TASK DESCRIPTION>
Copy out the records in full, word for word, without pictures.

DATA SHOWN>
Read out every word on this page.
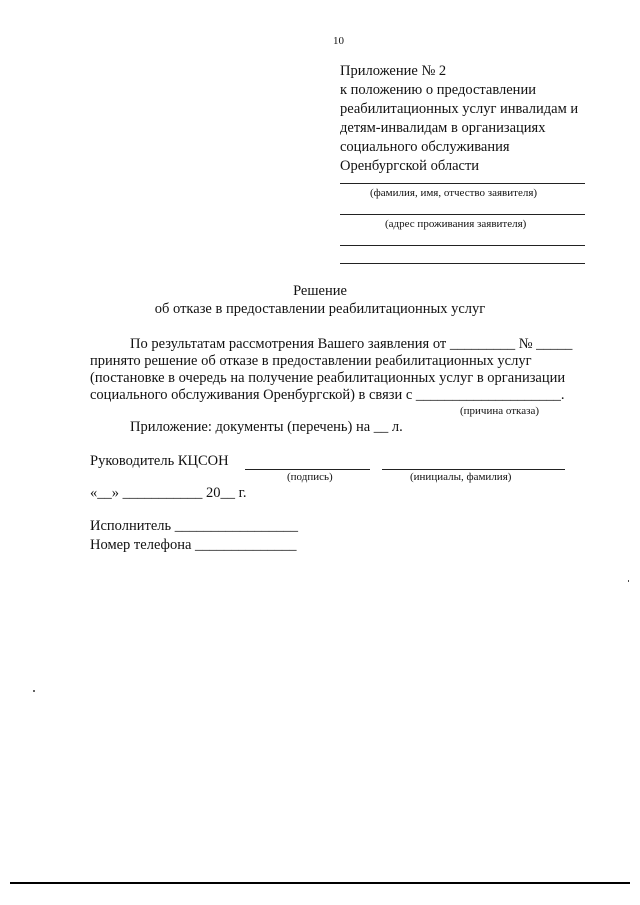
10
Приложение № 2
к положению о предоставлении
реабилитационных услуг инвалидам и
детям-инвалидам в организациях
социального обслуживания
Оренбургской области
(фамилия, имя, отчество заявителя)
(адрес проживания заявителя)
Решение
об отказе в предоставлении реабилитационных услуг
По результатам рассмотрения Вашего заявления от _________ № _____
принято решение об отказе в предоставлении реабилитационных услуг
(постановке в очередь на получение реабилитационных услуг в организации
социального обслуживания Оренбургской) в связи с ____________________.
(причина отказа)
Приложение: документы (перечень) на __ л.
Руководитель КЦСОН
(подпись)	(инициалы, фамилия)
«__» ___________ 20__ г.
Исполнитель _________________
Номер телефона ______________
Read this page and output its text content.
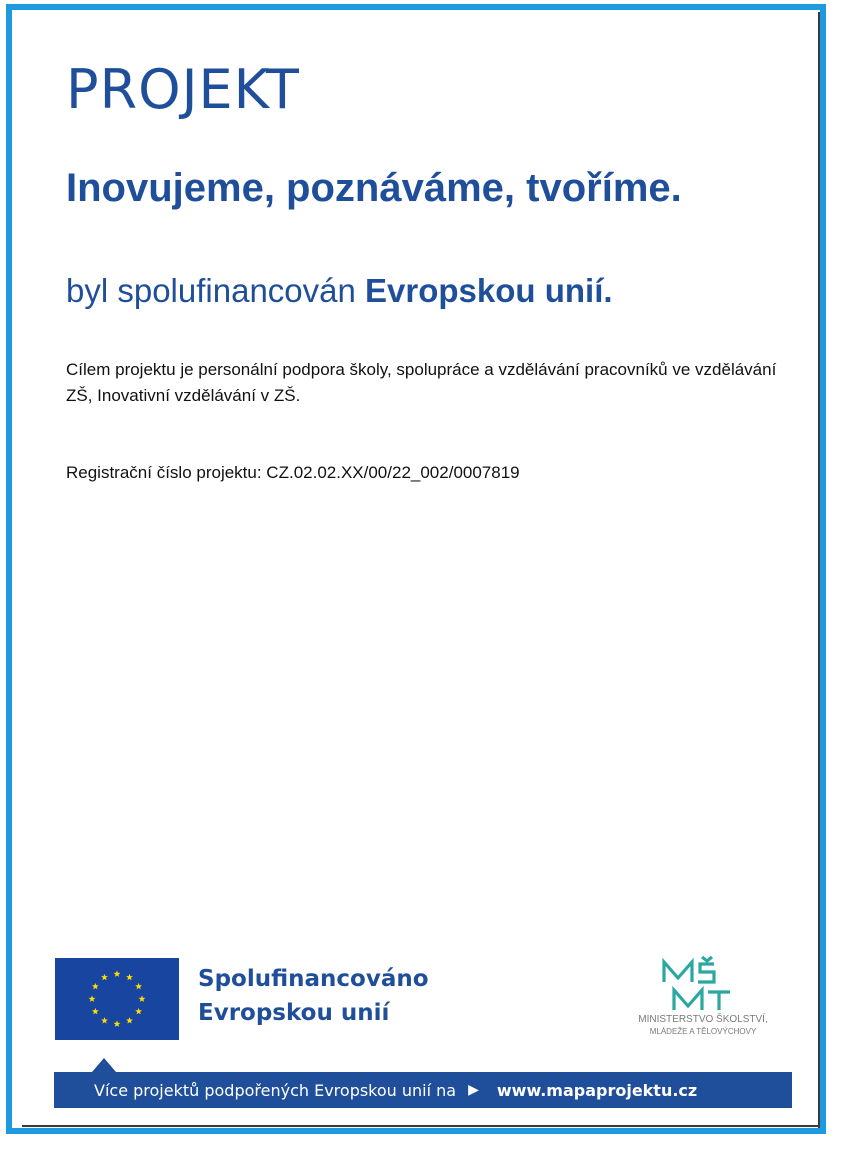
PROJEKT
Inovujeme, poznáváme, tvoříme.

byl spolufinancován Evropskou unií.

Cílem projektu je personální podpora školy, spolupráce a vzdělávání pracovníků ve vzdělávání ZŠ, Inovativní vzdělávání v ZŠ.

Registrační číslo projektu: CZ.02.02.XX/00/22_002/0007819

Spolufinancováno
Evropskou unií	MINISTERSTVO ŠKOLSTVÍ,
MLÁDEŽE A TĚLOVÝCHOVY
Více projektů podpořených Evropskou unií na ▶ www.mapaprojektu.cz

TASK ANSWER>
Read out every word on this page.
10
Приложение № 2
к положению о предоставлении
реабилитационных услуг инвалидам и
детям-инвалидам в организациях
социального обслуживания
Оренбургской области
(фамилия, имя, отчество заявителя)
(адрес проживания заявителя)
Решение
об отказе в предоставлении реабилитационных услуг
По результатам рассмотрения Вашего заявления от _________ № _____
принято решение об отказе в предоставлении реабилитационных услуг
(постановке в очередь на получение реабилитационных услуг в организации
социального обслуживания Оренбургской) в связи с ____________________.
(причина отказа)
Приложение: документы (перечень) на __ л.
Руководитель КЦСОН
(подпись)	(инициалы, фамилия)
«__» ___________ 20__ г.
Исполнитель _________________
Номер телефона ______________
Read this page and output its text content.
PROJEKT
Inovujeme, poznáváme, tvoříme.

byl spolufinancován Evropskou unií.

Cílem projektu je personální podpora školy, spolupráce a vzdělávání pracovníků ve vzdělávání ZŠ, Inovativní vzdělávání v ZŠ.

Registrační číslo projektu: CZ.02.02.XX/00/22_002/0007819

Spolufinancováno
Evropskou unií	MINISTERSTVO ŠKOLSTVÍ,
MLÁDEŽE A TĚLOVÝCHOVY
Více projektů podpořených Evropskou unií na ▶ www.mapaprojektu.cz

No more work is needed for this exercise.